▶ _RECORD EXCERPTS_:

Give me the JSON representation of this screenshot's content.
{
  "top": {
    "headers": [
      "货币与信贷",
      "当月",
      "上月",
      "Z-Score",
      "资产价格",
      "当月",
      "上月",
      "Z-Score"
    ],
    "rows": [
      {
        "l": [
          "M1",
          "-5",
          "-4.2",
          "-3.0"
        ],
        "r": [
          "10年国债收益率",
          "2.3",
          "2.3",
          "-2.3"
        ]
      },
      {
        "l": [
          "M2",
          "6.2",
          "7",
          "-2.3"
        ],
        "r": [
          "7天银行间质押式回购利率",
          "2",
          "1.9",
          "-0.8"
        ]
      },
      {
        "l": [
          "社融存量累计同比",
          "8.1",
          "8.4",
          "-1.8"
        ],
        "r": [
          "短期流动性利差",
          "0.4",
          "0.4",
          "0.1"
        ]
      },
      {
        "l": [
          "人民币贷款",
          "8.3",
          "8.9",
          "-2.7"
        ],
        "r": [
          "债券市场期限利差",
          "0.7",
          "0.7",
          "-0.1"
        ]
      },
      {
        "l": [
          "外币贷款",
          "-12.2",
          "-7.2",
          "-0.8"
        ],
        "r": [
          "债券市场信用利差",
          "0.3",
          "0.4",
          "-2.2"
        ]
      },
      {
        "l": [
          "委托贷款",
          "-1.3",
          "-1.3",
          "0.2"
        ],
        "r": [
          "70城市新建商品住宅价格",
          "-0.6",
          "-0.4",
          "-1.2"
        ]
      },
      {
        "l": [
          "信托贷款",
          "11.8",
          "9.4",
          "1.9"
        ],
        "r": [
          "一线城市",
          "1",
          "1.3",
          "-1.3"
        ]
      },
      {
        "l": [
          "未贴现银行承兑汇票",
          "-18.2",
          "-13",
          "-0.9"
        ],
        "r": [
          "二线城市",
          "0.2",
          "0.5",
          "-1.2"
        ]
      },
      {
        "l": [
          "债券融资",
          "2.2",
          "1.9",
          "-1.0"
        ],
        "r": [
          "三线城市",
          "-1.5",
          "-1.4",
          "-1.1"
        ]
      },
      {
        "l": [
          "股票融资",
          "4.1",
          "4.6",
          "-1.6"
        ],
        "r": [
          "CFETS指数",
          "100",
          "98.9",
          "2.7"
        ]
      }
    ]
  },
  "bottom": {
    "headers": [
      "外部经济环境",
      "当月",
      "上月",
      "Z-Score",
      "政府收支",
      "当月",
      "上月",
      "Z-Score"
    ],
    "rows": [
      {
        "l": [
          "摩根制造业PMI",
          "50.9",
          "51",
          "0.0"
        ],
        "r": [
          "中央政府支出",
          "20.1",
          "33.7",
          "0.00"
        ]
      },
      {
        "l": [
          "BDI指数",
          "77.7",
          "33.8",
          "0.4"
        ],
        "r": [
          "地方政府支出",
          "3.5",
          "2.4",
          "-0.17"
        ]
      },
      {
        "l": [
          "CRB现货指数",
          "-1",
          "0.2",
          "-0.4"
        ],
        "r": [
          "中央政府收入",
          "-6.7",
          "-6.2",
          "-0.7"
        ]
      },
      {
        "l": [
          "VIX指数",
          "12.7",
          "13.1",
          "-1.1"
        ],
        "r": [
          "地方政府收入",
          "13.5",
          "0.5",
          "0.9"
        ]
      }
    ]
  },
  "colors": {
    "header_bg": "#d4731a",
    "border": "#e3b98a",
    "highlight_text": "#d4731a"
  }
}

▶ _DIRECTIONS FOR THIS TASK_: From the listing above, extract every line exactly as it stands.

▶ _RESULT FOR THIS TASK_:
Give me the JSON representation of this screenshot's content.
{
  "top": {
    "headers": [
      "货币与信贷",
      "当月",
      "上月",
      "Z-Score",
      "资产价格",
      "当月",
      "上月",
      "Z-Score"
    ],
    "rows": [
      {
        "l": [
          "M1",
          "-5",
          "-4.2",
          "-3.0"
        ],
        "r": [
          "10年国债收益率",
          "2.3",
          "2.3",
          "-2.3"
        ]
      },
      {
        "l": [
          "M2",
          "6.2",
          "7",
          "-2.3"
        ],
        "r": [
          "7天银行间质押式回购利率",
          "2",
          "1.9",
          "-0.8"
        ]
      },
      {
        "l": [
          "社融存量累计同比",
          "8.1",
          "8.4",
          "-1.8"
        ],
        "r": [
          "短期流动性利差",
          "0.4",
          "0.4",
          "0.1"
        ]
      },
      {
        "l": [
          "人民币贷款",
          "8.3",
          "8.9",
          "-2.7"
        ],
        "r": [
          "债券市场期限利差",
          "0.7",
          "0.7",
          "-0.1"
        ]
      },
      {
        "l": [
          "外币贷款",
          "-12.2",
          "-7.2",
          "-0.8"
        ],
        "r": [
          "债券市场信用利差",
          "0.3",
          "0.4",
          "-2.2"
        ]
      },
      {
        "l": [
          "委托贷款",
          "-1.3",
          "-1.3",
          "0.2"
        ],
        "r": [
          "70城市新建商品住宅价格",
          "-0.6",
          "-0.4",
          "-1.2"
        ]
      },
      {
        "l": [
          "信托贷款",
          "11.8",
          "9.4",
          "1.9"
        ],
        "r": [
          "一线城市",
          "1",
          "1.3",
          "-1.3"
        ]
      },
      {
        "l": [
          "未贴现银行承兑汇票",
          "-18.2",
          "-13",
          "-0.9"
        ],
        "r": [
          "二线城市",
          "0.2",
          "0.5",
          "-1.2"
        ]
      },
      {
        "l": [
          "债券融资",
          "2.2",
          "1.9",
          "-1.0"
        ],
        "r": [
          "三线城市",
          "-1.5",
          "-1.4",
          "-1.1"
        ]
      },
      {
        "l": [
          "股票融资",
          "4.1",
          "4.6",
          "-1.6"
        ],
        "r": [
          "CFETS指数",
          "100",
          "98.9",
          "2.7"
        ]
      }
    ]
  },
  "bottom": {
    "headers": [
      "外部经济环境",
      "当月",
      "上月",
      "Z-Score",
      "政府收支",
      "当月",
      "上月",
      "Z-Score"
    ],
    "rows": [
      {
        "l": [
          "摩根制造业PMI",
          "50.9",
          "51",
          "0.0"
        ],
        "r": [
          "中央政府支出",
          "20.1",
          "33.7",
          "0.00"
        ]
      },
      {
        "l": [
          "BDI指数",
          "77.7",
          "33.8",
          "0.4"
        ],
        "r": [
          "地方政府支出",
          "3.5",
          "2.4",
          "-0.17"
        ]
      },
      {
        "l": [
          "CRB现货指数",
          "-1",
          "0.2",
          "-0.4"
        ],
        "r": [
          "中央政府收入",
          "-6.7",
          "-6.2",
          "-0.7"
        ]
      },
      {
        "l": [
          "VIX指数",
          "12.7",
          "13.1",
          "-1.1"
        ],
        "r": [
          "地方政府收入",
          "13.5",
          "0.5",
          "0.9"
        ]
      }
    ]
  },
  "colors": {
    "header_bg": "#d4731a",
    "border": "#e3b98a",
    "highlight_text": "#d4731a"
  }
}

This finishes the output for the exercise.